=== REQUIREMENTS ===
Gather up the lines with the word "Isabel" in them.

Data items:

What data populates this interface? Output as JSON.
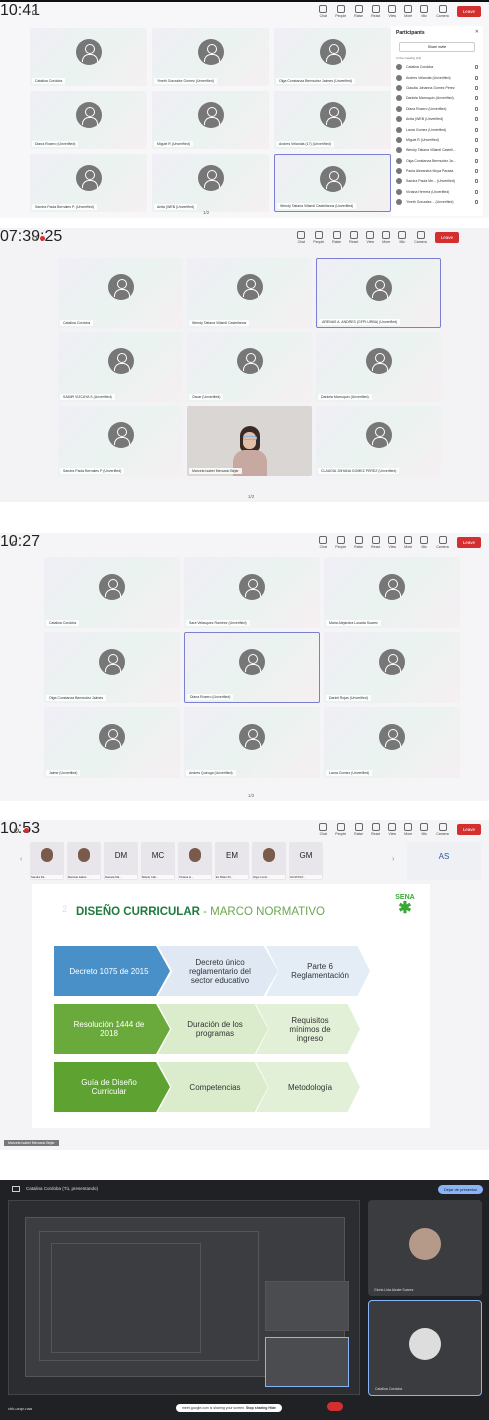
{
  "panel1": {
    "time": "10:41",
    "participants_title": "Participants",
    "share_invite": "Share invite",
    "in_meeting": "In the meeting (14)",
    "participants": [
      "Catalina Cordoba",
      "Andres Velandia (Unverified)",
      "Claudia Johanna Gomez Perez",
      "Daniela Marroquin (Unverified)",
      "Diana Rosero (Unverified)",
      "Anita (WEB (Unverified)",
      "Laura Gomez (Unverified)",
      "Miguel R (Unverified)",
      "Wendy Tatiana Villamil Castell...",
      "Olga Constanza Bermudez Ja...",
      "Paola Alexandra Moya Parada",
      "Sandra Paola Me... (Unverified)",
      "Viviana Herrera (Unverified)",
      "Yineth Gonzalez... (Unverified)"
    ],
    "tiles": [
      "Catalina Cordoba",
      "Yineth Gonzalez Gomez (Unverified)",
      "Olga Constanza Bermudez Jaimes (Unverified)",
      "Diana Rosero (Unverified)",
      "Miguel R (Unverified)",
      "Andres Velandia (17) (Unverified)",
      "Sandra Paola Bernales P. (Unverified)",
      "Anita (WEB (Unverified)",
      "Wendy Tatiana Villamil Castellanos (Unverified)"
    ],
    "pager": "1/2"
  },
  "panel2": {
    "time": "07:39:25",
    "tiles": [
      "Catalina Cordoba",
      "Wendy Tatiana Villamil Castellanos",
      "ARENAS A. ANDRES (GFPI-URBA) (Unverified)",
      "SAMIR VIZCAYA S (Unverified)",
      "Oscar (Unverified)",
      "Daniela Marroquin (Unverified)",
      "Sandra Paola Bernales P (Unverified)",
      "Marcela Isabel Mercado Bejar",
      "CLAUDIA JOHANA GOMEZ PEREZ (Unverified)"
    ],
    "pager": "1/2"
  },
  "panel3": {
    "time": "10:27",
    "tiles": [
      "Catalina Cordoba",
      "Sara Velasquez Ramirez (Unverified)",
      "Maria Alejandra Losada Suarez",
      "Olga Constanza Bermudez Jaimes",
      "Diana Rosero (Unverified)",
      "Daniel Rojas (Unverified)",
      "Jaime (Unverified)",
      "Andres Quiroga (Unverified)",
      "Laura Gomez (Unverified)"
    ],
    "pager": "1/2"
  },
  "panel4": {
    "time": "10:53",
    "thumbs": [
      {
        "ini": "",
        "name": "Sandra Pa..."
      },
      {
        "ini": "",
        "name": "Marcela Isabel..."
      },
      {
        "ini": "DM",
        "name": "Daniela Ma..."
      },
      {
        "ini": "MC",
        "name": "Miledy Cab..."
      },
      {
        "ini": "",
        "name": "Viviana H..."
      },
      {
        "ini": "EM",
        "name": "Ex Milani M..."
      },
      {
        "ini": "",
        "name": "Olga Const..."
      },
      {
        "ini": "GM",
        "name": "GUSTAVO..."
      }
    ],
    "side_initials": "AS",
    "slide_number": "2",
    "slide_title": "DISEÑO CURRICULAR",
    "slide_subtitle": "- MARCO NORMATIVO",
    "logo_text": "SENA",
    "chevrons": [
      "Decreto 1075 de 2015",
      "Decreto único reglamentario del sector educativo",
      "Parte 6 Reglamentación",
      "Resolución 1444 de 2018",
      "Duración de los programas",
      "Requisitos mínimos de ingreso",
      "Guía de Diseño Curricular",
      "Competencias",
      "Metodología"
    ],
    "presenter": "Marcela Isabel Mercado Bejar"
  },
  "panel5": {
    "title": "Catalina Cordoba (Tú, presentando)",
    "stop_button": "Dejar de presentar",
    "tile_top": "Gloria Lida Alzate Suarez",
    "tile_bottom": "Catalina Cordoba",
    "meeting_code": "chk-uzqx-naa",
    "sharing_text": "meet.google.com is sharing your screen.",
    "stop_sharing": "Stop sharing",
    "hide": "Hide"
  },
  "colors": {
    "leave": "#d32f2f",
    "selected_border": "#7b7fd1",
    "chev_blue": "#4a90c8",
    "chev_green": "#6aaa3c",
    "title_green": "#1f7a3c"
  },
  "toolbar": {
    "chat": "Chat",
    "people": "People",
    "raise": "Raise",
    "react": "React",
    "view": "View",
    "more": "More",
    "mic": "Mic",
    "camera": "Camera",
    "leave": "Leave"
  }
}
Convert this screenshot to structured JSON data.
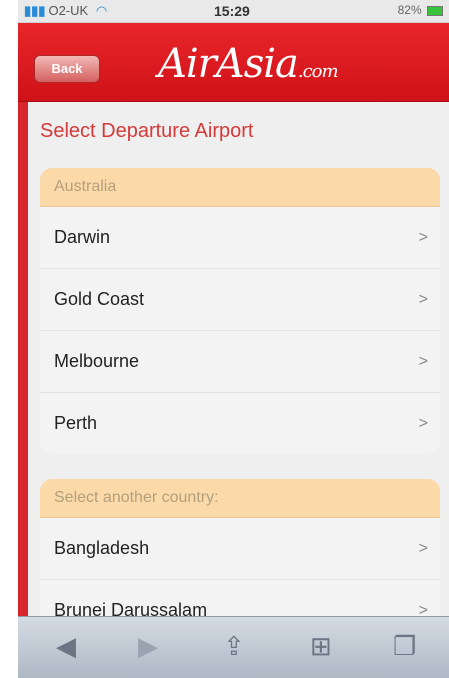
{
  "status": {
    "carrier": "O2-UK",
    "time": "15:29",
    "battery": "82%"
  },
  "header": {
    "back_label": "Back",
    "logo_text": "AirAsia",
    "logo_suffix": ".com"
  },
  "page": {
    "title": "Select Departure Airport"
  },
  "sections": [
    {
      "heading": "Australia",
      "items": [
        "Darwin",
        "Gold Coast",
        "Melbourne",
        "Perth"
      ]
    },
    {
      "heading": "Select another country:",
      "items": [
        "Bangladesh",
        "Brunei Darussalam"
      ]
    }
  ],
  "icons": {
    "chevron": "chevron-right-icon",
    "toolbar": [
      "back-arrow-icon",
      "forward-arrow-icon",
      "share-icon",
      "bookmarks-icon",
      "tabs-icon"
    ]
  },
  "colors": {
    "brand_red": "#d9151b",
    "section_header": "#fbd9a9",
    "title_red": "#d43a3a"
  }
}
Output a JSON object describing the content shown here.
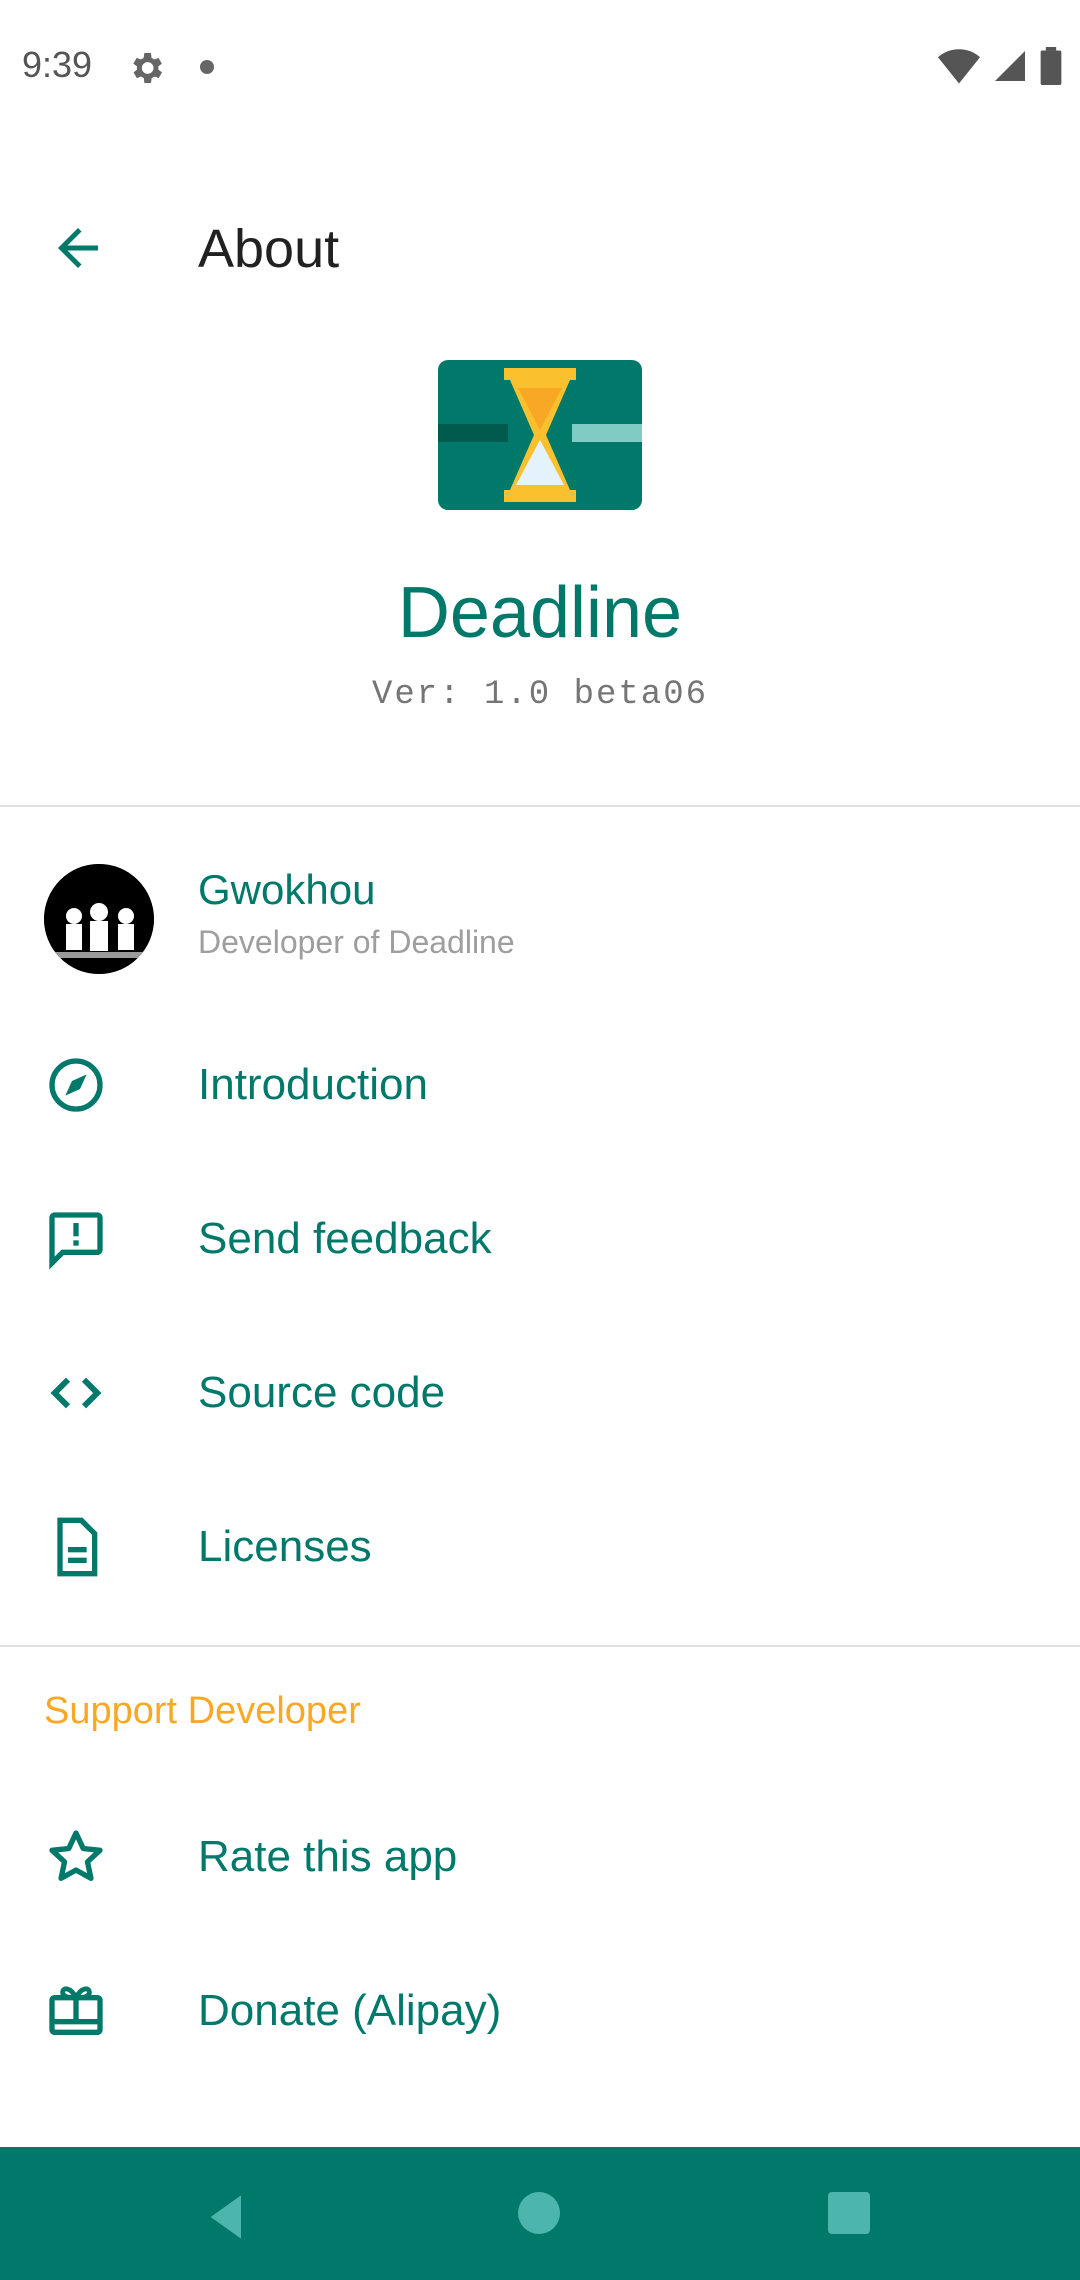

=== SOLUTION TO THE PROBLEM ===
      "Marcela Isabel Mercado Bejar",
        "name": "Marcela Isabel..."
    "presenter": "Marcela Isabel Mercado Bejar"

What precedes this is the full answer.